» **SET EXERCISE**
State how many lines in the entries below contain "What". Write nothing but the number.

» **DATA RECORDS**
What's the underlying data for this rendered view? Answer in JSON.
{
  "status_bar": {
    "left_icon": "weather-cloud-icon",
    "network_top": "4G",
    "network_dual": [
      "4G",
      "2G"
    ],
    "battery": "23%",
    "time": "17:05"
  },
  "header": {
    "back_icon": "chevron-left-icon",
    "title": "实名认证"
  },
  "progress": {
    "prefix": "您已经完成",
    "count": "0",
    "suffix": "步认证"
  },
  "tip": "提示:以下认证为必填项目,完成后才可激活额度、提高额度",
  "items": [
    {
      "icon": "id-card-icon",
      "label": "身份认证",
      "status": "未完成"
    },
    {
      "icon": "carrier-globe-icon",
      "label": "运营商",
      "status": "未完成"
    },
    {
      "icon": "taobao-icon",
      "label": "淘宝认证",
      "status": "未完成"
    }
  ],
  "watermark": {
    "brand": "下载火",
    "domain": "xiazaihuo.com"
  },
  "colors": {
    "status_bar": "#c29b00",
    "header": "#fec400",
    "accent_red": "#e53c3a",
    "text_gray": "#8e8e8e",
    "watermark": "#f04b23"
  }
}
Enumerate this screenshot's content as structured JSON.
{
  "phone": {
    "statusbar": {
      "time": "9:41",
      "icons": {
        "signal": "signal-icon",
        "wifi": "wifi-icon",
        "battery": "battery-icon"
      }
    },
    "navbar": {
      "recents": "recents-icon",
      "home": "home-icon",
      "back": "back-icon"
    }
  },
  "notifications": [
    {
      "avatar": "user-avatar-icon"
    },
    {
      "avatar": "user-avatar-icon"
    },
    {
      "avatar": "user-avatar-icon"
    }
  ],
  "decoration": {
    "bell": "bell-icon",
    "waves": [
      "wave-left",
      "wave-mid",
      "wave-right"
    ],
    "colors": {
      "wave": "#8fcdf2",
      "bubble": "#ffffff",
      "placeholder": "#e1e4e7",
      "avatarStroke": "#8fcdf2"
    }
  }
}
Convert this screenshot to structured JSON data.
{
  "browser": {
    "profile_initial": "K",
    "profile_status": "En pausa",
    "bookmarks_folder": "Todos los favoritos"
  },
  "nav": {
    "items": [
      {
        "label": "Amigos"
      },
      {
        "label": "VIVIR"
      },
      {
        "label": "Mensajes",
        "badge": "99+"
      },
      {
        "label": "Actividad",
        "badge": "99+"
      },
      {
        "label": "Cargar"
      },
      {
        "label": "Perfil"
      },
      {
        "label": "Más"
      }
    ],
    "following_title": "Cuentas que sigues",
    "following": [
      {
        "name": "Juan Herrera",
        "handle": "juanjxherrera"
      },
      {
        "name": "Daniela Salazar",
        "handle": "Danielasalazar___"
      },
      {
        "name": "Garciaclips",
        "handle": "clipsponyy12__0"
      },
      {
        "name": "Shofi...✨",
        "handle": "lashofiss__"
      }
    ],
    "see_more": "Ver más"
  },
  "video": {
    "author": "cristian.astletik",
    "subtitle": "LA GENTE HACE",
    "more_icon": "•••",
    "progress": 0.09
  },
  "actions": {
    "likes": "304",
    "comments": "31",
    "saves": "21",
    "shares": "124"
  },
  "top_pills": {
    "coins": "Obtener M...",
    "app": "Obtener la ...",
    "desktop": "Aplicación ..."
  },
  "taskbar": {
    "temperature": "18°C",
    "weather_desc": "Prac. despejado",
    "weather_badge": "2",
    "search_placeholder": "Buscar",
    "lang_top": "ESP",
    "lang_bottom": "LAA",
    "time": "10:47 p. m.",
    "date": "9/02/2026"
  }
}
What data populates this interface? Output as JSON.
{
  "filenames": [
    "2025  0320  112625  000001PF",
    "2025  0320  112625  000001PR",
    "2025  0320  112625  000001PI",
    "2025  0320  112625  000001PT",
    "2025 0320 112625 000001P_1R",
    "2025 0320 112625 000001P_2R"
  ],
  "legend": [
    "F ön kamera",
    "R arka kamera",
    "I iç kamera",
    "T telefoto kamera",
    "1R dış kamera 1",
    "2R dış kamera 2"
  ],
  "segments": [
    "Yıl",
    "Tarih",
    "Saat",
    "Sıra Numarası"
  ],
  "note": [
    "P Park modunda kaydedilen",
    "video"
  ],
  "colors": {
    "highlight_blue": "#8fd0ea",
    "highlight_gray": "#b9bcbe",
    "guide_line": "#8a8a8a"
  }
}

» **EXERCISE ANSWER**
2